Required work:
Each line in the entries below that holds the string "group" is to be listed.

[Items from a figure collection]
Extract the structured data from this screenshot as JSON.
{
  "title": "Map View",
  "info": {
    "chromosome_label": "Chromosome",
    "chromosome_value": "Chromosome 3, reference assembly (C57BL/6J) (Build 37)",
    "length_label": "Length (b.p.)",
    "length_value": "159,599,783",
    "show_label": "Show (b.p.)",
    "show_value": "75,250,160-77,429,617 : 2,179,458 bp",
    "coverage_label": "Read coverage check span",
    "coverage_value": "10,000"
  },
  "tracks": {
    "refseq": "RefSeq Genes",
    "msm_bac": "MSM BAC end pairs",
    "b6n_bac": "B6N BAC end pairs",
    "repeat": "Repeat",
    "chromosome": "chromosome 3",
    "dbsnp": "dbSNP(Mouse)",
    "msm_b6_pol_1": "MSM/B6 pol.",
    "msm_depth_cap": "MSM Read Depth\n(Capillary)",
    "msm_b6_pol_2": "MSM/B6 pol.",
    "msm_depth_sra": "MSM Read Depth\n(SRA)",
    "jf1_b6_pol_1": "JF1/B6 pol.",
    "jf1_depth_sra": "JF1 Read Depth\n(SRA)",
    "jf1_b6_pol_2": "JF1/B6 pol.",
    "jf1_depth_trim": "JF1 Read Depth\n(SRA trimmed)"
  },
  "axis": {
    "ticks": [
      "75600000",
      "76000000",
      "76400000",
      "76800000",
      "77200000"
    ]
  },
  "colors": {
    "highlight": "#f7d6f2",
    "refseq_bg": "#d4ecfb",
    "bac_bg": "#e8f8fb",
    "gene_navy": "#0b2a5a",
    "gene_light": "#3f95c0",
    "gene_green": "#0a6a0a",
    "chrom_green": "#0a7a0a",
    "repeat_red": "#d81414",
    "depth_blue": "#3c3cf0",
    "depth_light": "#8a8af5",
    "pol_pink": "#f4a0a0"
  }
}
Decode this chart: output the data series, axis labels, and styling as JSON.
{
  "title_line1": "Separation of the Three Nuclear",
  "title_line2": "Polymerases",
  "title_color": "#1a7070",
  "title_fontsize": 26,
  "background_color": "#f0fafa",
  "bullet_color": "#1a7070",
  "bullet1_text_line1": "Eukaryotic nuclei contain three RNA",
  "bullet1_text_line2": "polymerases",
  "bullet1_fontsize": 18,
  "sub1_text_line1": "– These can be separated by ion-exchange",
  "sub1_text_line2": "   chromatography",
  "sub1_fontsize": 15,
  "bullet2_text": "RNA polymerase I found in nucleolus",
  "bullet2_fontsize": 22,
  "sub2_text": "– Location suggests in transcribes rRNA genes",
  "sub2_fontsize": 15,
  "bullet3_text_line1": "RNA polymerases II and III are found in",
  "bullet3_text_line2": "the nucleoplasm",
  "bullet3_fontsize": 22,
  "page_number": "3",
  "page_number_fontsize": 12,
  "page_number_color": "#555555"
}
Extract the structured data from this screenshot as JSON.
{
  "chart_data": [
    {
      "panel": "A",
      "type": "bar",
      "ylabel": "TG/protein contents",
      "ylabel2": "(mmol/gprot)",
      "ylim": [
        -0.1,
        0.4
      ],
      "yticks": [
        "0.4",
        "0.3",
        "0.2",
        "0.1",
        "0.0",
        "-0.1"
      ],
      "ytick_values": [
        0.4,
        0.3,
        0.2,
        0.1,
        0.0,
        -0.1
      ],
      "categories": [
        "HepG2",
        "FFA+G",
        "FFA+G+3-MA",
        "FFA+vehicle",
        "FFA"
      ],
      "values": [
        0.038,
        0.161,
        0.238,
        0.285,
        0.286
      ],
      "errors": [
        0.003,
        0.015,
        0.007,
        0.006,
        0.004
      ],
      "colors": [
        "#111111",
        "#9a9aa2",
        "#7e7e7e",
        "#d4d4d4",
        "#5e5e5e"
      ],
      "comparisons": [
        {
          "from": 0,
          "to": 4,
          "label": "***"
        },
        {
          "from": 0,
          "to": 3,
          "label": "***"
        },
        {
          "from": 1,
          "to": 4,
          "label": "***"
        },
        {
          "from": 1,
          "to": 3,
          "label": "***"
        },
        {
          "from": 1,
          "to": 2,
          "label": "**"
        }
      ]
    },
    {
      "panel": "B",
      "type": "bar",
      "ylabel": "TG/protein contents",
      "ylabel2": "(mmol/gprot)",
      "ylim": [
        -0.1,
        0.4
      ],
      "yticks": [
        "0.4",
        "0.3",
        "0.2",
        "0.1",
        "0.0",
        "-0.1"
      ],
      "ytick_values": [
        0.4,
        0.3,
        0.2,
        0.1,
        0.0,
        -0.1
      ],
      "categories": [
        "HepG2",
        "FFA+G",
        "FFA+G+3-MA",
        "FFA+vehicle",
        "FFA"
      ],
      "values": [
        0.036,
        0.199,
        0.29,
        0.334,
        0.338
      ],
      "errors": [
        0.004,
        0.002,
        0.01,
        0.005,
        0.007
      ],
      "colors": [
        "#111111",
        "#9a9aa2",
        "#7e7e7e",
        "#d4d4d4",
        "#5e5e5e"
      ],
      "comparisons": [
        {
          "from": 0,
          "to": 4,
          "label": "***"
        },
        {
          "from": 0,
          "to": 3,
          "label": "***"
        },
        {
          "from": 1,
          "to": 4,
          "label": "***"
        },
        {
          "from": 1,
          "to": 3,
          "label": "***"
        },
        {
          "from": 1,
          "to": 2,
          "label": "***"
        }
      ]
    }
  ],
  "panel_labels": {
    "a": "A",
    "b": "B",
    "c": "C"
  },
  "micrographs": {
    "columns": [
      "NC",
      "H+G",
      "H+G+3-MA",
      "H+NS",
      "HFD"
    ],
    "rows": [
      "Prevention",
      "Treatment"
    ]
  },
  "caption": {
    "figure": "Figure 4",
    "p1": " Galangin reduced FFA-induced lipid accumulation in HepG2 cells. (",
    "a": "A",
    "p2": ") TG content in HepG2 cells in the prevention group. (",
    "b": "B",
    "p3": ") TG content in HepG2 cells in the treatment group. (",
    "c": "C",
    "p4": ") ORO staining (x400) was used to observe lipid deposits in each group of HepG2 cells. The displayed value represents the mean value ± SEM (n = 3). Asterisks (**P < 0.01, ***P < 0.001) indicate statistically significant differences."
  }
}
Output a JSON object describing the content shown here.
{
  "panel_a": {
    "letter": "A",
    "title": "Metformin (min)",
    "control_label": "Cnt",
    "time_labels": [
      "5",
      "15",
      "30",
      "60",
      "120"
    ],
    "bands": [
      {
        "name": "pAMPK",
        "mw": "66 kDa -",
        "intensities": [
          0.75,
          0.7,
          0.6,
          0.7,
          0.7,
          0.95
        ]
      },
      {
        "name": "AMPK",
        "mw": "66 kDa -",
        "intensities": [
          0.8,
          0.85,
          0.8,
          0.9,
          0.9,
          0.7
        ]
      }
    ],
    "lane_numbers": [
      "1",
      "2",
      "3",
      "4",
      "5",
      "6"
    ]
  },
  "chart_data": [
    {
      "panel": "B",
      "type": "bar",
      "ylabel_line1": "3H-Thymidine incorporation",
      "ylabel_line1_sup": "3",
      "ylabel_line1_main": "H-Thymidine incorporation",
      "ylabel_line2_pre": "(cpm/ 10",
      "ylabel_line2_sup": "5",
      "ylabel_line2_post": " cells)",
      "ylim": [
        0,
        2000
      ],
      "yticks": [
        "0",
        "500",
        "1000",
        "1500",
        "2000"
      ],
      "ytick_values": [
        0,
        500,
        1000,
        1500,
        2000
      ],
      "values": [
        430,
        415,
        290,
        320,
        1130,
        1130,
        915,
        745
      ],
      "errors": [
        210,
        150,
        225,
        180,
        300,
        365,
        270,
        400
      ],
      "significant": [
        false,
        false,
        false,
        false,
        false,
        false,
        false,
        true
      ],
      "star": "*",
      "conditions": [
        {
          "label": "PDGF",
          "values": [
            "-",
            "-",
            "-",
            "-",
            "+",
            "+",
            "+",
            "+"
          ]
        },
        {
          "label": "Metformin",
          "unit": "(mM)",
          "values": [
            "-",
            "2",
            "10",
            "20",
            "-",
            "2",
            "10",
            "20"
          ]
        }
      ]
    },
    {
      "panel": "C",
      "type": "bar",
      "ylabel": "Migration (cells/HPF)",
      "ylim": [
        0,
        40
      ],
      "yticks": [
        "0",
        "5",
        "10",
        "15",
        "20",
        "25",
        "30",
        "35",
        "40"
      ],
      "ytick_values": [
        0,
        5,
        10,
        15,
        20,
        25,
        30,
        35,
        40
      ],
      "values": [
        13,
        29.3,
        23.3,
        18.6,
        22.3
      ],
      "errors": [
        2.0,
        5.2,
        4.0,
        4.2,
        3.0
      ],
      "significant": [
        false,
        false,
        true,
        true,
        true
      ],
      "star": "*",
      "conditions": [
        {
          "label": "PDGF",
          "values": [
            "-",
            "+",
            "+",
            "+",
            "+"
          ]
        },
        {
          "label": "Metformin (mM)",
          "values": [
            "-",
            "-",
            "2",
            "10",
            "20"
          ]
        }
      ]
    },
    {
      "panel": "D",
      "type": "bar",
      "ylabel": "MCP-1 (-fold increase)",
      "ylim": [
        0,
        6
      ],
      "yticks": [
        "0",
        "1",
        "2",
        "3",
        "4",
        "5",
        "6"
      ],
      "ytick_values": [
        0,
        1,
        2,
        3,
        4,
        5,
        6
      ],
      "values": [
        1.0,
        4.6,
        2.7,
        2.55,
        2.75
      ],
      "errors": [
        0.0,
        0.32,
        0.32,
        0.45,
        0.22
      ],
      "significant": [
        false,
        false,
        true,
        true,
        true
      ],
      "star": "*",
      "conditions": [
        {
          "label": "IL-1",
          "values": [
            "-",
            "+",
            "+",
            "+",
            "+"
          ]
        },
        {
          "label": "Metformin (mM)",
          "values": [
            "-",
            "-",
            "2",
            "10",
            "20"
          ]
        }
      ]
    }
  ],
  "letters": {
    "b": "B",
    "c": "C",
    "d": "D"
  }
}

Answer space:
    "p2": ") TG content in HepG2 cells in the prevention group. (",
    "p3": ") TG content in HepG2 cells in the treatment group. (",
    "p4": ") ORO staining (x400) was used to observe lipid deposits in each group of HepG2 cells. The displayed value represents the mean value ± SEM (n = 3). Asterisks (**P < 0.01, ***P < 0.001) indicate statistically significant differences."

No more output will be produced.